- _OBJECTIVE_
Please rewrite the listing from its first line through the line that contains "y-tick-label: 2 [44,206,50,220]", changing "data-label" to "value-label" and leaving everything else as it is. Give only those lines.

- _RECORD LIST_

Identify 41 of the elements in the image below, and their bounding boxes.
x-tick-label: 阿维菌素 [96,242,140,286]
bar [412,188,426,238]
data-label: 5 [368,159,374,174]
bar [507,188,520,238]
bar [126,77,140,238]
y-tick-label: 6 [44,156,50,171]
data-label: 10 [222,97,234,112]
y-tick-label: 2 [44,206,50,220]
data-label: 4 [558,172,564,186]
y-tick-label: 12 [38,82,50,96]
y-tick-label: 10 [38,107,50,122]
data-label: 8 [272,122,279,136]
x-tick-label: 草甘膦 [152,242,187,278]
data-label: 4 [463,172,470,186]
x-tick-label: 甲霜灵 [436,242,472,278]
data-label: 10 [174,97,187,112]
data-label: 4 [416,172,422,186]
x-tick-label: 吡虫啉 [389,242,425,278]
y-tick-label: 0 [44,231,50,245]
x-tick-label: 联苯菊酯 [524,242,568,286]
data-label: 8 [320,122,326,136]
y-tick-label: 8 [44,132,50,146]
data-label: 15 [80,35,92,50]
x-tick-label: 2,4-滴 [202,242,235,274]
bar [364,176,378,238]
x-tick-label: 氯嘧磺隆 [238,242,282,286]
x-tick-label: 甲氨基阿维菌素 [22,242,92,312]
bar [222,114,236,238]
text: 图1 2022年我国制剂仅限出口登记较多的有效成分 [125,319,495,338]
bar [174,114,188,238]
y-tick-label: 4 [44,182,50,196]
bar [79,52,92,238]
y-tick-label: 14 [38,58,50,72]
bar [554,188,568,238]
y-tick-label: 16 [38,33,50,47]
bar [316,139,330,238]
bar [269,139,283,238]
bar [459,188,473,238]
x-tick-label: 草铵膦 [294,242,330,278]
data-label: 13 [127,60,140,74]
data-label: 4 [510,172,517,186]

- _RESULT FOR THIS EXERCISE_
Identify 41 of the elements in the image below, and their bounding boxes.
x-tick-label: 阿维菌素 [96,242,140,286]
bar [412,188,426,238]
value-label: 5 [368,159,374,174]
bar [507,188,520,238]
bar [126,77,140,238]
y-tick-label: 6 [44,156,50,171]
value-label: 10 [222,97,234,112]
y-tick-label: 2 [44,206,50,220]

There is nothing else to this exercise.